Task prompt — Go to the line that contains "Extract the structured" and extract it along with every line after it, exactly, through the end of the data below.

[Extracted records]
# # # #
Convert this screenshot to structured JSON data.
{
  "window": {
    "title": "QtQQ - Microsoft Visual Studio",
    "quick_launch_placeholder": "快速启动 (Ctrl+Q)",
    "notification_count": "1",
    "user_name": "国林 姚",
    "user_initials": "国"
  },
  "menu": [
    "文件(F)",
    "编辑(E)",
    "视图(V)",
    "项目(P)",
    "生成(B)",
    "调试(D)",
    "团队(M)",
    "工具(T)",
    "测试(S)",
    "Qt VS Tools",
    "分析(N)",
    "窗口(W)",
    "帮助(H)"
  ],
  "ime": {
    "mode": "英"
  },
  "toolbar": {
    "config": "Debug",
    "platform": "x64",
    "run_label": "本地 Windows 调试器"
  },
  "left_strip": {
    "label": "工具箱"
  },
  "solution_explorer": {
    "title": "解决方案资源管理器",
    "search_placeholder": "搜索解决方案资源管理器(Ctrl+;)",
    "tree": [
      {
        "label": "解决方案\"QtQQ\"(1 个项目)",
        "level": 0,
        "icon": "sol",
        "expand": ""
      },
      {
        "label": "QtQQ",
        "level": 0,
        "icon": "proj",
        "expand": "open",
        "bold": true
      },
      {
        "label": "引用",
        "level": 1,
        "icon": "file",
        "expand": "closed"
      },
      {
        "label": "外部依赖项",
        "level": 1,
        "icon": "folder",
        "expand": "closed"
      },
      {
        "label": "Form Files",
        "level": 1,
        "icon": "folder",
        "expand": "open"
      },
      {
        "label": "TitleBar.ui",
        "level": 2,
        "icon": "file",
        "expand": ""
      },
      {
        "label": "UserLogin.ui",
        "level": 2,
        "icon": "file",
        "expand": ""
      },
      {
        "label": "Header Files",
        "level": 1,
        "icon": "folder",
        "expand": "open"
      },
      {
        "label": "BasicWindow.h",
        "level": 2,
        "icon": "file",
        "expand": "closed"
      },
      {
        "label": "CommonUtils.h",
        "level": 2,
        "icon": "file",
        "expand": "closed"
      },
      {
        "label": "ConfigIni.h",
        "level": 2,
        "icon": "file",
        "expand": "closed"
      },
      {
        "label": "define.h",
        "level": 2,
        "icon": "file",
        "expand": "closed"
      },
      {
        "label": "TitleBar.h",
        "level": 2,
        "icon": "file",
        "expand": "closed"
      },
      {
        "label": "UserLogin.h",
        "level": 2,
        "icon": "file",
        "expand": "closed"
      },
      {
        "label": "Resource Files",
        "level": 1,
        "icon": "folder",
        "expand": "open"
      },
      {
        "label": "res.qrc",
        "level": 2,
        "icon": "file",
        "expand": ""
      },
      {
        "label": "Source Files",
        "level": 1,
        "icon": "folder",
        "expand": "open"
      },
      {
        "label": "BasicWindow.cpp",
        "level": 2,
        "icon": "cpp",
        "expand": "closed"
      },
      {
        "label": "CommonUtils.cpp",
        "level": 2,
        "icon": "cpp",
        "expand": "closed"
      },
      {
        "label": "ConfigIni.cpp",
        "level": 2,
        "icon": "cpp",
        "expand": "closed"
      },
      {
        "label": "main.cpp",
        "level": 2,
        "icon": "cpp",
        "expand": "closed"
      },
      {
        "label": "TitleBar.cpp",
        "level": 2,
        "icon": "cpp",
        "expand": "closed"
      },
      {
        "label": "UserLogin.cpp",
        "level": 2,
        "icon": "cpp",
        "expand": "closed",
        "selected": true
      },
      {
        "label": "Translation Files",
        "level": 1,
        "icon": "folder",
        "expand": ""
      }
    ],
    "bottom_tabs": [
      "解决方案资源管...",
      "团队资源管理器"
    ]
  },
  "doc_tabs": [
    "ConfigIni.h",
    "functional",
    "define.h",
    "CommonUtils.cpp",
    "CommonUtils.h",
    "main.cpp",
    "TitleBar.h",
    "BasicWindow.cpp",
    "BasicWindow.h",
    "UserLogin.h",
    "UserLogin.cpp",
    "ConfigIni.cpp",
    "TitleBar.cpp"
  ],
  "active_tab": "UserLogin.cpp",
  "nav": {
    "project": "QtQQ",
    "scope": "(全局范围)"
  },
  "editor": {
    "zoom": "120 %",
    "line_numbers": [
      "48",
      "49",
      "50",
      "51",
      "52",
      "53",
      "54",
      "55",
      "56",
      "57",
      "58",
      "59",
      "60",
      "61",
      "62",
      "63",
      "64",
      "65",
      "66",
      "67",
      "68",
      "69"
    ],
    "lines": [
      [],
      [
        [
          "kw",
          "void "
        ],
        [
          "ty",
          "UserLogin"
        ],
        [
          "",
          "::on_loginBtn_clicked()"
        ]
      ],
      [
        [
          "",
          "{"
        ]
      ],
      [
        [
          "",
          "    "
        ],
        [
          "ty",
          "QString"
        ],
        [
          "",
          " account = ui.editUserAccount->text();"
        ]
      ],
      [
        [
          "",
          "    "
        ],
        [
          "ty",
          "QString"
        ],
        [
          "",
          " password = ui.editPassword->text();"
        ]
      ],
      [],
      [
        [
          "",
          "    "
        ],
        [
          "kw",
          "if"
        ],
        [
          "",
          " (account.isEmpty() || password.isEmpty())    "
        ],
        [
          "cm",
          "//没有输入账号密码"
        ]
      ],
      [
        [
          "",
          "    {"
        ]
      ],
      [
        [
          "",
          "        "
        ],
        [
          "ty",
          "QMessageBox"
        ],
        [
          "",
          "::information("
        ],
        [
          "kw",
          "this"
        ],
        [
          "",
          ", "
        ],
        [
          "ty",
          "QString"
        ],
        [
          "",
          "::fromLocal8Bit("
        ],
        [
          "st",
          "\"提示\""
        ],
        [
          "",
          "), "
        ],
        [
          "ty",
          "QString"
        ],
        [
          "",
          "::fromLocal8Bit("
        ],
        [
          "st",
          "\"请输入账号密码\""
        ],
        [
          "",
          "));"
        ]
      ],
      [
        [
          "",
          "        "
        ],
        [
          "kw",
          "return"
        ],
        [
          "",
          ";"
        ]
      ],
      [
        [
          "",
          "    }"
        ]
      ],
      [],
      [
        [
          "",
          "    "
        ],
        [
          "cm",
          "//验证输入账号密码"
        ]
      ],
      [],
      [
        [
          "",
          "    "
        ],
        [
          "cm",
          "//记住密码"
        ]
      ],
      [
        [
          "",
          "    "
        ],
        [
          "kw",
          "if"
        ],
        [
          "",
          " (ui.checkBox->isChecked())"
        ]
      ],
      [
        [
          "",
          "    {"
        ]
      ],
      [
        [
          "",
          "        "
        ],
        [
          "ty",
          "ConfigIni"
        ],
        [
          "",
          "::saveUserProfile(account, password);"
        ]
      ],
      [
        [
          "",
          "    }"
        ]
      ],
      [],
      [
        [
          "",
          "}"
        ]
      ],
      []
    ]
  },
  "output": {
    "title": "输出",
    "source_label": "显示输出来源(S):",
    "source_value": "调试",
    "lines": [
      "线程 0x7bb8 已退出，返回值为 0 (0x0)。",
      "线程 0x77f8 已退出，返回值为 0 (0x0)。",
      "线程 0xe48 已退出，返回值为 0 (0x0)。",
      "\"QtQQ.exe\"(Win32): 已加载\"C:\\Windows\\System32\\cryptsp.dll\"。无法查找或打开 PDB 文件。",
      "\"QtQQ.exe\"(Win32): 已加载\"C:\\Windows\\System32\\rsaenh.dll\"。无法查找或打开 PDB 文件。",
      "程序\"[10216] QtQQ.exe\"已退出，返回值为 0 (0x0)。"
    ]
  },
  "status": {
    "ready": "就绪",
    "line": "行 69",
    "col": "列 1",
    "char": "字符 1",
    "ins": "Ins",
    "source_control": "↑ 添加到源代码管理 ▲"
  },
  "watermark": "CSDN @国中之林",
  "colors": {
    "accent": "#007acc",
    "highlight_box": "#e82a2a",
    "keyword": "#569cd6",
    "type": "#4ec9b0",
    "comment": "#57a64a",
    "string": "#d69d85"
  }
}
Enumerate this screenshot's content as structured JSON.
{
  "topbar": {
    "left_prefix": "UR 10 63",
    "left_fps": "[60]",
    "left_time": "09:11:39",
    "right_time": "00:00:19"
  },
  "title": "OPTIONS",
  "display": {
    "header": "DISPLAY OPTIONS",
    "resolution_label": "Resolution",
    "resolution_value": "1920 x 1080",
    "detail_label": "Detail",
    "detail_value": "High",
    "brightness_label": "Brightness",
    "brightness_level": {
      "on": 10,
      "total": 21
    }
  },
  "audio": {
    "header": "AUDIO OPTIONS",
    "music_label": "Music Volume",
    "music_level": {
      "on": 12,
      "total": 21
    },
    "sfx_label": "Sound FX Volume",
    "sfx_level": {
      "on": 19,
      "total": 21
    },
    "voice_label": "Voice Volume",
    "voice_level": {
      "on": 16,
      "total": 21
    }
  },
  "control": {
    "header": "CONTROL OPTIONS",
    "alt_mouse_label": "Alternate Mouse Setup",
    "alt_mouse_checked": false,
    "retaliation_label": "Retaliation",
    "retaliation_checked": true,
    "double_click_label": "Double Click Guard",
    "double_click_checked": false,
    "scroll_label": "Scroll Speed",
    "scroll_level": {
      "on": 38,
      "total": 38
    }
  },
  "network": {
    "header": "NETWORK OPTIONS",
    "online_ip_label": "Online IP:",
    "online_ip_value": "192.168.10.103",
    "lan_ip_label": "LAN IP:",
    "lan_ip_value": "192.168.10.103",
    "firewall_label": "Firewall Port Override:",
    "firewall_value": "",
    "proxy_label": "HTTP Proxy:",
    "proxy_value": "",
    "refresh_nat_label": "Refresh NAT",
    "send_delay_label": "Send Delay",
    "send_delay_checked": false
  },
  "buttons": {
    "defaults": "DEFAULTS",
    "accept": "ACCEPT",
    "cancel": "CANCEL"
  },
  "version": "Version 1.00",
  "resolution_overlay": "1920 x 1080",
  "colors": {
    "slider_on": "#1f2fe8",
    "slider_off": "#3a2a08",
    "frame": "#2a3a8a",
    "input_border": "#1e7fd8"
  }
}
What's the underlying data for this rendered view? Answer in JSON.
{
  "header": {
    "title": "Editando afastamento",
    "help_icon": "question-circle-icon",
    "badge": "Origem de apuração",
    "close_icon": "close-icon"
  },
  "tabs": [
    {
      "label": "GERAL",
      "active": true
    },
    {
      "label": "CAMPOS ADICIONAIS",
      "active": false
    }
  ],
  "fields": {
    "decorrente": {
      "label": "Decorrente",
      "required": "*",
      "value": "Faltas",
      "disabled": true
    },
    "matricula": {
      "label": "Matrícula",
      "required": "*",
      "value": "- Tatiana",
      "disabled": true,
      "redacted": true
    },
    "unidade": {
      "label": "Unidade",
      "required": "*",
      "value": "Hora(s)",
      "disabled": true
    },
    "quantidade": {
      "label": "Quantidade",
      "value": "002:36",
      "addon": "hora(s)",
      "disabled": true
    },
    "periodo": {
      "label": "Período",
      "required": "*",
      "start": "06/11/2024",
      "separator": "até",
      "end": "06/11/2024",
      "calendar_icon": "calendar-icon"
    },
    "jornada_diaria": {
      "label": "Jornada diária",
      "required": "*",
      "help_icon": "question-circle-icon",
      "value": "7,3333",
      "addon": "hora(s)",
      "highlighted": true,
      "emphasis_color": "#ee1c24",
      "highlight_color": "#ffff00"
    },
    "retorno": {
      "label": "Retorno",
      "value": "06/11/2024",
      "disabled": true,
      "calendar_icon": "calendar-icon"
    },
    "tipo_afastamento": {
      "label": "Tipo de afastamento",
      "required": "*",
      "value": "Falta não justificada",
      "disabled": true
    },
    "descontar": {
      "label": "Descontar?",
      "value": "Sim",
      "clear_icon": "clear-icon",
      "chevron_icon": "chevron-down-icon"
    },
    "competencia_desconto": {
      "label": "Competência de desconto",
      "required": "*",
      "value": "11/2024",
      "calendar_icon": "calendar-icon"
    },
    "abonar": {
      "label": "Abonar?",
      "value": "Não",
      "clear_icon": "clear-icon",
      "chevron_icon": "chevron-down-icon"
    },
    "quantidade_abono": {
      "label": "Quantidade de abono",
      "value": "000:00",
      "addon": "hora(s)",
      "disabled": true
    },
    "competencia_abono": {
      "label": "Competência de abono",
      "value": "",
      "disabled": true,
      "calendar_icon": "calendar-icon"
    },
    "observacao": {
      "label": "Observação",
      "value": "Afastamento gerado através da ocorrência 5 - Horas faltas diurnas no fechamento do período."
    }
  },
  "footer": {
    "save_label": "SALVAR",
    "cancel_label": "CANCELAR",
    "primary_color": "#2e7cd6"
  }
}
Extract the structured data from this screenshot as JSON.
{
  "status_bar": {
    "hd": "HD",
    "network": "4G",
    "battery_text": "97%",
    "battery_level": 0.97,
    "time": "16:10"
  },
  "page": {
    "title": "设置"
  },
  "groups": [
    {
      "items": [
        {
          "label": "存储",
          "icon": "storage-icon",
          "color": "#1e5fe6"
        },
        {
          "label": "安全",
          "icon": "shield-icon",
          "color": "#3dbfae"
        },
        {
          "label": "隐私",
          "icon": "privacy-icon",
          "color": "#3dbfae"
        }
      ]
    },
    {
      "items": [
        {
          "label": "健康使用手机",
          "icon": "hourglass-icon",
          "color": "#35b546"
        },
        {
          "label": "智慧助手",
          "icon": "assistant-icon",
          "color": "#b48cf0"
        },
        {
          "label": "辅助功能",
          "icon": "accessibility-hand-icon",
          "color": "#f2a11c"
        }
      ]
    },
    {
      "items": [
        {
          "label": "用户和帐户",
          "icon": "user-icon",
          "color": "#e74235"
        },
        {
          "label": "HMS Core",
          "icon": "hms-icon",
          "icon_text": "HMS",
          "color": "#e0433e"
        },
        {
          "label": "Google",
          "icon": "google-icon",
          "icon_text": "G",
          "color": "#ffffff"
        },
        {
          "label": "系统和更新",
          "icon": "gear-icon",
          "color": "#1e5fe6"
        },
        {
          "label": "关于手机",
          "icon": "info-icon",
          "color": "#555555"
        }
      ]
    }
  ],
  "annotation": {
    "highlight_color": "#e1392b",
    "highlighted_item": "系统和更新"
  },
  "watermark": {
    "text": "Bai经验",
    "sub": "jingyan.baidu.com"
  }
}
# # # #
Final result —
Extract the structured data from this screenshot as JSON.
{
  "status_bar": {
    "hd": "HD",
    "network": "4G",
    "battery_text": "97%",
    "battery_level": 0.97,
    "time": "16:10"
  },
  "page": {
    "title": "设置"
  },
  "groups": [
    {
      "items": [
        {
          "label": "存储",
          "icon": "storage-icon",
          "color": "#1e5fe6"
        },
        {
          "label": "安全",
          "icon": "shield-icon",
          "color": "#3dbfae"
        },
        {
          "label": "隐私",
          "icon": "privacy-icon",
          "color": "#3dbfae"
        }
      ]
    },
    {
      "items": [
        {
          "label": "健康使用手机",
          "icon": "hourglass-icon",
          "color": "#35b546"
        },
        {
          "label": "智慧助手",
          "icon": "assistant-icon",
          "color": "#b48cf0"
        },
        {
          "label": "辅助功能",
          "icon": "accessibility-hand-icon",
          "color": "#f2a11c"
        }
      ]
    },
    {
      "items": [
        {
          "label": "用户和帐户",
          "icon": "user-icon",
          "color": "#e74235"
        },
        {
          "label": "HMS Core",
          "icon": "hms-icon",
          "icon_text": "HMS",
          "color": "#e0433e"
        },
        {
          "label": "Google",
          "icon": "google-icon",
          "icon_text": "G",
          "color": "#ffffff"
        },
        {
          "label": "系统和更新",
          "icon": "gear-icon",
          "color": "#1e5fe6"
        },
        {
          "label": "关于手机",
          "icon": "info-icon",
          "color": "#555555"
        }
      ]
    }
  ],
  "annotation": {
    "highlight_color": "#e1392b",
    "highlighted_item": "系统和更新"
  },
  "watermark": {
    "text": "Bai经验",
    "sub": "jingyan.baidu.com"
  }
}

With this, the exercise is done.